### [ITEMS]
———
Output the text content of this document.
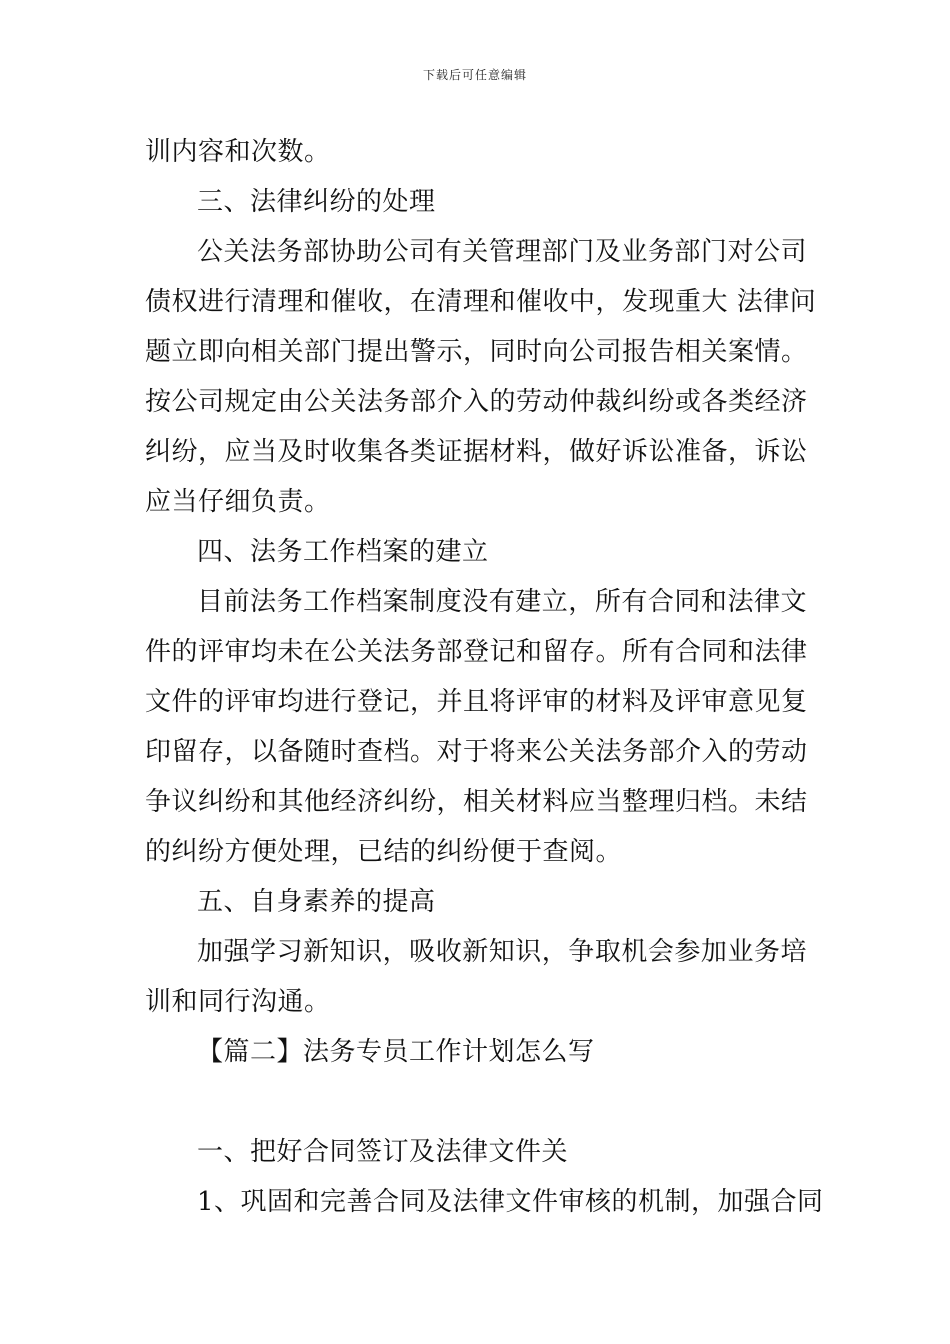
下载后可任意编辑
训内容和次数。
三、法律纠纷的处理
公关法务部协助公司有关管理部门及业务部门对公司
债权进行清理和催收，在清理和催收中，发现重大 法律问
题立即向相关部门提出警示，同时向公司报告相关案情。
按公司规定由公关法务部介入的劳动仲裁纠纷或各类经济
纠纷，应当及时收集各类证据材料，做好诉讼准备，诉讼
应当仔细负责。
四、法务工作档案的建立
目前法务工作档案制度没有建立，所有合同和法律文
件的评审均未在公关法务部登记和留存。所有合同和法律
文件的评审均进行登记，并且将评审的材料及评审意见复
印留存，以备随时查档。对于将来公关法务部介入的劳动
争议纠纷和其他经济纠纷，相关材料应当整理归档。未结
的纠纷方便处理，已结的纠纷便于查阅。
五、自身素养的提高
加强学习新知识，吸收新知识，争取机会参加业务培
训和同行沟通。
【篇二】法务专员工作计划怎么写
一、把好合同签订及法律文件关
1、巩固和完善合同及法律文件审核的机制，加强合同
———
### [YOUR GOAL]
All of the material above is to be copied exactly, except for its images.

### [FINAL RESULT]
Output the text content of this document.
下载后可任意编辑
训内容和次数。
三、法律纠纷的处理
公关法务部协助公司有关管理部门及业务部门对公司
债权进行清理和催收，在清理和催收中，发现重大 法律问
题立即向相关部门提出警示，同时向公司报告相关案情。
按公司规定由公关法务部介入的劳动仲裁纠纷或各类经济
纠纷，应当及时收集各类证据材料，做好诉讼准备，诉讼
应当仔细负责。
四、法务工作档案的建立
目前法务工作档案制度没有建立，所有合同和法律文
件的评审均未在公关法务部登记和留存。所有合同和法律
文件的评审均进行登记，并且将评审的材料及评审意见复
印留存，以备随时查档。对于将来公关法务部介入的劳动
争议纠纷和其他经济纠纷，相关材料应当整理归档。未结
的纠纷方便处理，已结的纠纷便于查阅。
五、自身素养的提高
加强学习新知识，吸收新知识，争取机会参加业务培
训和同行沟通。
【篇二】法务专员工作计划怎么写
一、把好合同签订及法律文件关
1、巩固和完善合同及法律文件审核的机制，加强合同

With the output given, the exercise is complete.